== Reading passage ==
DEV Community

Lam Bùi
Lam Bùi

Posted on

Building an Intelligent Document Processing Pipeline with AWS: S3 Textract Comprehend DynamoDB

Introduction

In today's digital world, organizations are drowning in unstructured data. Documents, images, and PDFs contain valuable information that often remains untapped due to the manual effort required to extract and analyze it. What if we could automatically process these documents, extract meaningful insights, and store structured data for further analysis?

This blog post will guide you through building a complete intelligent document processing pipeline using AWS services. Our pipeline will automatically:

  • Extract text from images and PDFs using Amazon Textract
  • Analyze content for entities, key phrases, and sentiment using Amazon Comprehend
  • Store structured results in DynamoDB for easy querying and analysis
  • Process documents automatically when uploaded to S3

What We're Building

Our pipeline creates a seamless flow where:

  1. Documents are uploaded to an S3 bucket (images, PDFs, etc.)

== Input ==
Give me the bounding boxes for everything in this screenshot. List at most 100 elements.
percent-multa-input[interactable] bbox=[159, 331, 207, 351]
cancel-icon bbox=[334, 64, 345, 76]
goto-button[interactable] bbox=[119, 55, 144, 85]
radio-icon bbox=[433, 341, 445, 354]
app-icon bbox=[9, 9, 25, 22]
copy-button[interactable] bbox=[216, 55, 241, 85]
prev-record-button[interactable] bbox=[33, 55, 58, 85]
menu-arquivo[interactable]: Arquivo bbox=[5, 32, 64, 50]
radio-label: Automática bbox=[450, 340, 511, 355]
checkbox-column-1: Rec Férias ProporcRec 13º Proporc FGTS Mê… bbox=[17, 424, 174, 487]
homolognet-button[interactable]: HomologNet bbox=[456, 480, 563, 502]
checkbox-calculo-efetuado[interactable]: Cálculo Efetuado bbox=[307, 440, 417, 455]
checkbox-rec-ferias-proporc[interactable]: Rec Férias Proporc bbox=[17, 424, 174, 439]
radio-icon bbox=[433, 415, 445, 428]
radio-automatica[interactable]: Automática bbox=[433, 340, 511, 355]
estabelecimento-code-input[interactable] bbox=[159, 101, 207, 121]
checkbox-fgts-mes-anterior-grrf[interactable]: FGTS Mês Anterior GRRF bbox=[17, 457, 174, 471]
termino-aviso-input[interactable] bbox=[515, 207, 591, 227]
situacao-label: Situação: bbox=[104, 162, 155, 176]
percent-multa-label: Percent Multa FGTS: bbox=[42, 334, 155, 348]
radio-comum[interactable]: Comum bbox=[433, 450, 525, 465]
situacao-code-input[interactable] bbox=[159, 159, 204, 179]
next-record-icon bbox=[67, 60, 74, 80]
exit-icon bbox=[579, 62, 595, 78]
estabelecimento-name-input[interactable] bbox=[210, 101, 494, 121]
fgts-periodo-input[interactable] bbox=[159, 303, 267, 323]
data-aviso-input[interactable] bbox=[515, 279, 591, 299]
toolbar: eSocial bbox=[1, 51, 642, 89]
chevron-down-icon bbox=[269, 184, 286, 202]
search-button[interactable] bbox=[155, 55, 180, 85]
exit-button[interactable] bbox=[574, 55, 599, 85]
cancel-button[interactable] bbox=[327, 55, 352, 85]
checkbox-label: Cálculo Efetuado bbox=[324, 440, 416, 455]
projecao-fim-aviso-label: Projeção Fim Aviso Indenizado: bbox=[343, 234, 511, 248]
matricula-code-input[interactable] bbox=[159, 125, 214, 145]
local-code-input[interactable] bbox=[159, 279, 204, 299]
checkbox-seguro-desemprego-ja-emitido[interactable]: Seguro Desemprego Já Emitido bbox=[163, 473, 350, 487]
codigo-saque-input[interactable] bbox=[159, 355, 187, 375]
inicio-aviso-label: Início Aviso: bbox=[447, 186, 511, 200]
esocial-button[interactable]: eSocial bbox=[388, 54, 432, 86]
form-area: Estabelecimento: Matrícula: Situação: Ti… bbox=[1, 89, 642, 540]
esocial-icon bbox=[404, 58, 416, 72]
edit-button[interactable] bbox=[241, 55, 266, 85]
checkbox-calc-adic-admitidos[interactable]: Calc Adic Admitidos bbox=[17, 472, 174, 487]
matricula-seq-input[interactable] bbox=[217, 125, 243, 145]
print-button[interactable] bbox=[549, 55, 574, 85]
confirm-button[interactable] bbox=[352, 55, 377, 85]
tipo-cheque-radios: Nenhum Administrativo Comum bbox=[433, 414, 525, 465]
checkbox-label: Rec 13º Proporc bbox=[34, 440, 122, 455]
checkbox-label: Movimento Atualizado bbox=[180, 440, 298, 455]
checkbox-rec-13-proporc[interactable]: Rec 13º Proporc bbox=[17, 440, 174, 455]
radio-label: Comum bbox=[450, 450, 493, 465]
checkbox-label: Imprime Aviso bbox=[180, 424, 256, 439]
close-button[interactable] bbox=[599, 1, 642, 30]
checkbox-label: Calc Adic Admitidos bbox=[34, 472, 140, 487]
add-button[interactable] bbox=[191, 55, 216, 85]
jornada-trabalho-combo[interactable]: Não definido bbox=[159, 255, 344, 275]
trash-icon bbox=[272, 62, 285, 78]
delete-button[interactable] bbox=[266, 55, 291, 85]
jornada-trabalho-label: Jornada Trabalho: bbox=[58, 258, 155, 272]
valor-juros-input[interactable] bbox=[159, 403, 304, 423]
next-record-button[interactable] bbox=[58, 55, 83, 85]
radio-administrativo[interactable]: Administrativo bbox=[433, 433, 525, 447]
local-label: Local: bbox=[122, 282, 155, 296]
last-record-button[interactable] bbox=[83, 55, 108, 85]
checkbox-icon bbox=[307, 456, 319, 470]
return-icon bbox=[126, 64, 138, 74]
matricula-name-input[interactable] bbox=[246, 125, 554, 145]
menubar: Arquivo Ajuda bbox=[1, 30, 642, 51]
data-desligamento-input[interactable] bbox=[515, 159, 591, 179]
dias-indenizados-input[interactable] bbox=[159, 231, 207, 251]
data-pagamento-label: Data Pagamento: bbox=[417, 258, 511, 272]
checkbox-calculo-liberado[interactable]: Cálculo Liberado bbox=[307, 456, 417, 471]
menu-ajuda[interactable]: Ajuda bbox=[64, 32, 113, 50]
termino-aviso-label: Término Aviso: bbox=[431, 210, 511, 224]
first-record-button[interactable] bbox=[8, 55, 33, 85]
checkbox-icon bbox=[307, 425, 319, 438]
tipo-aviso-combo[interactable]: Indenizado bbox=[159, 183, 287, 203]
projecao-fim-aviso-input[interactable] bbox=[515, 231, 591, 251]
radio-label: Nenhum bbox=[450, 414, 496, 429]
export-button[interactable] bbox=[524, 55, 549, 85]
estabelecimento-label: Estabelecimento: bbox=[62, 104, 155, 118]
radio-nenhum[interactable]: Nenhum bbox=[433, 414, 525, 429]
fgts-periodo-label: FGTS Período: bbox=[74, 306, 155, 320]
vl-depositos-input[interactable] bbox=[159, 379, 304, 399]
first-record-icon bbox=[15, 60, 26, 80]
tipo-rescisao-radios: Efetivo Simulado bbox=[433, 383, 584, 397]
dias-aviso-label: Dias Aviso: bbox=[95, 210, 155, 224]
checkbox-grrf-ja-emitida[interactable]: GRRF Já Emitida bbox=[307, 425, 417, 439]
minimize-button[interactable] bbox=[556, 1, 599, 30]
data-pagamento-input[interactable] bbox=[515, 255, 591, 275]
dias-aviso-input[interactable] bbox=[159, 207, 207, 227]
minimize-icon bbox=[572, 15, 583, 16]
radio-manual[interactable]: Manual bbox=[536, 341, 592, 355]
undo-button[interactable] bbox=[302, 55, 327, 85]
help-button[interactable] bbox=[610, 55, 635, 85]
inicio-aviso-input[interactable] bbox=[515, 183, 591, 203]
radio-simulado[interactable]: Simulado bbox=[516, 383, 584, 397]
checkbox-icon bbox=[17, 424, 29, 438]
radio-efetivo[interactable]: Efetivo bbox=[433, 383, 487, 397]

== Exercise instructions ==
#1 According to the AWS document processing post, which service extracts text from images and PDFs?
#2 Reproduce the listing from its first line through the line containing "480, 563, 502]", both included.
The AWS pipeline post and the listing are unrelated.

== List of solutions ==
#1 Amazon Textract.

#2
Give me the bounding boxes for everything in this screenshot. List at most 100 elements.
percent-multa-input[interactable] bbox=[159, 331, 207, 351]
cancel-icon bbox=[334, 64, 345, 76]
goto-button[interactable] bbox=[119, 55, 144, 85]
radio-icon bbox=[433, 341, 445, 354]
app-icon bbox=[9, 9, 25, 22]
copy-button[interactable] bbox=[216, 55, 241, 85]
prev-record-button[interactable] bbox=[33, 55, 58, 85]
menu-arquivo[interactable]: Arquivo bbox=[5, 32, 64, 50]
radio-label: Automática bbox=[450, 340, 511, 355]
checkbox-column-1: Rec Férias ProporcRec 13º Proporc FGTS Mê… bbox=[17, 424, 174, 487]
homolognet-button[interactable]: HomologNet bbox=[456, 480, 563, 502]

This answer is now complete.